▶ **Task**:
Repeat the material below exactly, line for line.

▶ **Information provided**:
-- BEGIN --
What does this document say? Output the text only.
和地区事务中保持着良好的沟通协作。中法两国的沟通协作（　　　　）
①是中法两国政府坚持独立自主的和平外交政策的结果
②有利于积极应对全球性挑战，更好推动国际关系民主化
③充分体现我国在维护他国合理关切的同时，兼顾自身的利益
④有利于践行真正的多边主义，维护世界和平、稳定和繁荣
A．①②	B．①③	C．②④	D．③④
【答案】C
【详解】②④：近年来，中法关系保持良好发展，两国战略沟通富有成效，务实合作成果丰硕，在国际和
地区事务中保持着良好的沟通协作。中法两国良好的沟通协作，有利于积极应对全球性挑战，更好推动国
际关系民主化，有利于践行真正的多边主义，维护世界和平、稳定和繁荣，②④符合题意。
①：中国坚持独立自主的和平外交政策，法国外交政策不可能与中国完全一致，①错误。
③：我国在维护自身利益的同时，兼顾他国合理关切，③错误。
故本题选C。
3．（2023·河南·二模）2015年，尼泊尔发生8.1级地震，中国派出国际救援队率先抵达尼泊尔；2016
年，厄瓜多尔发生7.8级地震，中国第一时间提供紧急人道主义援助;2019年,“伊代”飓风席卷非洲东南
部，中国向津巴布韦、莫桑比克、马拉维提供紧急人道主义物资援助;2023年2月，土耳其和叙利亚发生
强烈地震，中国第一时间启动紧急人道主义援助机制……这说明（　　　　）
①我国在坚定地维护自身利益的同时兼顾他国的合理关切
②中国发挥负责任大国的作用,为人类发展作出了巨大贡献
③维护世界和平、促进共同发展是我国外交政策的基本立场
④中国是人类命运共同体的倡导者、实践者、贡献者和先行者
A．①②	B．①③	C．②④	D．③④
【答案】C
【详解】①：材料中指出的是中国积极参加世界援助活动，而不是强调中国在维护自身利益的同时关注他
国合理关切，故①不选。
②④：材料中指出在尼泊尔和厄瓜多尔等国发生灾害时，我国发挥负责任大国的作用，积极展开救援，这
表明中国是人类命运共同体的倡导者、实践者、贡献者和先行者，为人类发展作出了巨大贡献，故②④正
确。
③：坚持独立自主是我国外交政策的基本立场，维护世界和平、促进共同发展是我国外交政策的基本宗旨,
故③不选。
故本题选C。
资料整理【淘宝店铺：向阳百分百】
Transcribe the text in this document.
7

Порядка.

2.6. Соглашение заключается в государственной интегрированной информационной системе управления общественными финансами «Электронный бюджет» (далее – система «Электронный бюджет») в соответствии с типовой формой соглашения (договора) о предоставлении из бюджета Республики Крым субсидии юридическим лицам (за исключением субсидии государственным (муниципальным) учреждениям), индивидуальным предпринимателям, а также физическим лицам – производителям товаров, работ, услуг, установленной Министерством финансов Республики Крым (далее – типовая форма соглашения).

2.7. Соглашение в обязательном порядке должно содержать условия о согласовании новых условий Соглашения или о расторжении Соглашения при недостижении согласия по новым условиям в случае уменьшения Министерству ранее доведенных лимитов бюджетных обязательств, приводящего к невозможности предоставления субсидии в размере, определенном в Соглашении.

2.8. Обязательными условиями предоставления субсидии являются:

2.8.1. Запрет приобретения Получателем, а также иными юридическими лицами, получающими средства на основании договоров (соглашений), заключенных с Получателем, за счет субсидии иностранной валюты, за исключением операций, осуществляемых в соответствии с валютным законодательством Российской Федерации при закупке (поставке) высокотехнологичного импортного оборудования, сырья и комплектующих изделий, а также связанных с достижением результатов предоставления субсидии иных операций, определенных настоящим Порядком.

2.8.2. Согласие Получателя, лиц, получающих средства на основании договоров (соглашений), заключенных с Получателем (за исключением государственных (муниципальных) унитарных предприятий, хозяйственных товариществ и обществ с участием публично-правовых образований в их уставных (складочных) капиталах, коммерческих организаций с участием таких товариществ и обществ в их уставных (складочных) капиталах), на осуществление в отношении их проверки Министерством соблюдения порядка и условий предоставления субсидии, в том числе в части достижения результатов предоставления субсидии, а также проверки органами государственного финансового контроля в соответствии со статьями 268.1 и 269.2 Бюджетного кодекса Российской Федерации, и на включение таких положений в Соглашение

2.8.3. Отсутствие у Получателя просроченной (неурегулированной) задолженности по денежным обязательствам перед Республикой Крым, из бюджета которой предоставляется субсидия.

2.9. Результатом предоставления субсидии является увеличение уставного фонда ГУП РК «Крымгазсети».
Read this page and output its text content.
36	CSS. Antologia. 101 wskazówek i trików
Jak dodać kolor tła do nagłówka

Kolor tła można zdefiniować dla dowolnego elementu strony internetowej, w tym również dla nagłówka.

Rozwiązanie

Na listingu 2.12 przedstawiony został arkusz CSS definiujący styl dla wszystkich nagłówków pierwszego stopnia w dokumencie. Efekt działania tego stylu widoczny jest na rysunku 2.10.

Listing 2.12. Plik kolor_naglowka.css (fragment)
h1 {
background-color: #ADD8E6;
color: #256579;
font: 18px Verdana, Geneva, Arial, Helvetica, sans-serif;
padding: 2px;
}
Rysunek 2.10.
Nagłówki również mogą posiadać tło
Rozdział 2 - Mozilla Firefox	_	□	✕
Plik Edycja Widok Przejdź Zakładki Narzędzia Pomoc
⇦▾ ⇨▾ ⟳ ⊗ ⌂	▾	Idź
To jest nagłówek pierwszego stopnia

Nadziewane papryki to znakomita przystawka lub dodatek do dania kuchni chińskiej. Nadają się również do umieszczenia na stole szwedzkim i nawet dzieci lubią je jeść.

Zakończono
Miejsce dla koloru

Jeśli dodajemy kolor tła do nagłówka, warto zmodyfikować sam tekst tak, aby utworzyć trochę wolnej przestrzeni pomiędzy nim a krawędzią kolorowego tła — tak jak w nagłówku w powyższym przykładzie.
-- END --
▶ **Full output**:
What does this document say? Output the text only.
和地区事务中保持着良好的沟通协作。中法两国的沟通协作（　　　　）
①是中法两国政府坚持独立自主的和平外交政策的结果
②有利于积极应对全球性挑战，更好推动国际关系民主化
③充分体现我国在维护他国合理关切的同时，兼顾自身的利益
④有利于践行真正的多边主义，维护世界和平、稳定和繁荣
A．①②	B．①③	C．②④	D．③④
【答案】C
【详解】②④：近年来，中法关系保持良好发展，两国战略沟通富有成效，务实合作成果丰硕，在国际和
地区事务中保持着良好的沟通协作。中法两国良好的沟通协作，有利于积极应对全球性挑战，更好推动国
际关系民主化，有利于践行真正的多边主义，维护世界和平、稳定和繁荣，②④符合题意。
①：中国坚持独立自主的和平外交政策，法国外交政策不可能与中国完全一致，①错误。
③：我国在维护自身利益的同时，兼顾他国合理关切，③错误。
故本题选C。
3．（2023·河南·二模）2015年，尼泊尔发生8.1级地震，中国派出国际救援队率先抵达尼泊尔；2016
年，厄瓜多尔发生7.8级地震，中国第一时间提供紧急人道主义援助;2019年,“伊代”飓风席卷非洲东南
部，中国向津巴布韦、莫桑比克、马拉维提供紧急人道主义物资援助;2023年2月，土耳其和叙利亚发生
强烈地震，中国第一时间启动紧急人道主义援助机制……这说明（　　　　）
①我国在坚定地维护自身利益的同时兼顾他国的合理关切
②中国发挥负责任大国的作用,为人类发展作出了巨大贡献
③维护世界和平、促进共同发展是我国外交政策的基本立场
④中国是人类命运共同体的倡导者、实践者、贡献者和先行者
A．①②	B．①③	C．②④	D．③④
【答案】C
【详解】①：材料中指出的是中国积极参加世界援助活动，而不是强调中国在维护自身利益的同时关注他
国合理关切，故①不选。
②④：材料中指出在尼泊尔和厄瓜多尔等国发生灾害时，我国发挥负责任大国的作用，积极展开救援，这
表明中国是人类命运共同体的倡导者、实践者、贡献者和先行者，为人类发展作出了巨大贡献，故②④正
确。
③：坚持独立自主是我国外交政策的基本立场，维护世界和平、促进共同发展是我国外交政策的基本宗旨,
故③不选。
故本题选C。
资料整理【淘宝店铺：向阳百分百】
Transcribe the text in this document.
7

Порядка.

2.6. Соглашение заключается в государственной интегрированной информационной системе управления общественными финансами «Электронный бюджет» (далее – система «Электронный бюджет») в соответствии с типовой формой соглашения (договора) о предоставлении из бюджета Республики Крым субсидии юридическим лицам (за исключением субсидии государственным (муниципальным) учреждениям), индивидуальным предпринимателям, а также физическим лицам – производителям товаров, работ, услуг, установленной Министерством финансов Республики Крым (далее – типовая форма соглашения).

2.7. Соглашение в обязательном порядке должно содержать условия о согласовании новых условий Соглашения или о расторжении Соглашения при недостижении согласия по новым условиям в случае уменьшения Министерству ранее доведенных лимитов бюджетных обязательств, приводящего к невозможности предоставления субсидии в размере, определенном в Соглашении.

2.8. Обязательными условиями предоставления субсидии являются:

2.8.1. Запрет приобретения Получателем, а также иными юридическими лицами, получающими средства на основании договоров (соглашений), заключенных с Получателем, за счет субсидии иностранной валюты, за исключением операций, осуществляемых в соответствии с валютным законодательством Российской Федерации при закупке (поставке) высокотехнологичного импортного оборудования, сырья и комплектующих изделий, а также связанных с достижением результатов предоставления субсидии иных операций, определенных настоящим Порядком.

2.8.2. Согласие Получателя, лиц, получающих средства на основании договоров (соглашений), заключенных с Получателем (за исключением государственных (муниципальных) унитарных предприятий, хозяйственных товариществ и обществ с участием публично-правовых образований в их уставных (складочных) капиталах, коммерческих организаций с участием таких товариществ и обществ в их уставных (складочных) капиталах), на осуществление в отношении их проверки Министерством соблюдения порядка и условий предоставления субсидии, в том числе в части достижения результатов предоставления субсидии, а также проверки органами государственного финансового контроля в соответствии со статьями 268.1 и 269.2 Бюджетного кодекса Российской Федерации, и на включение таких положений в Соглашение

2.8.3. Отсутствие у Получателя просроченной (неурегулированной) задолженности по денежным обязательствам перед Республикой Крым, из бюджета которой предоставляется субсидия.

2.9. Результатом предоставления субсидии является увеличение уставного фонда ГУП РК «Крымгазсети».
Read this page and output its text content.
36	CSS. Antologia. 101 wskazówek i trików
Jak dodać kolor tła do nagłówka

Kolor tła można zdefiniować dla dowolnego elementu strony internetowej, w tym również dla nagłówka.

Rozwiązanie

Na listingu 2.12 przedstawiony został arkusz CSS definiujący styl dla wszystkich nagłówków pierwszego stopnia w dokumencie. Efekt działania tego stylu widoczny jest na rysunku 2.10.

Listing 2.12. Plik kolor_naglowka.css (fragment)
h1 {
background-color: #ADD8E6;
color: #256579;
font: 18px Verdana, Geneva, Arial, Helvetica, sans-serif;
padding: 2px;
}
Rysunek 2.10.
Nagłówki również mogą posiadać tło
Rozdział 2 - Mozilla Firefox	_	□	✕
Plik Edycja Widok Przejdź Zakładki Narzędzia Pomoc
⇦▾ ⇨▾ ⟳ ⊗ ⌂	▾	Idź
To jest nagłówek pierwszego stopnia

Nadziewane papryki to znakomita przystawka lub dodatek do dania kuchni chińskiej. Nadają się również do umieszczenia na stole szwedzkim i nawet dzieci lubią je jeść.

Zakończono
Miejsce dla koloru

Jeśli dodajemy kolor tła do nagłówka, warto zmodyfikować sam tekst tak, aby utworzyć trochę wolnej przestrzeni pomiędzy nim a krawędzią kolorowego tła — tak jak w nagłówku w powyższym przykładzie.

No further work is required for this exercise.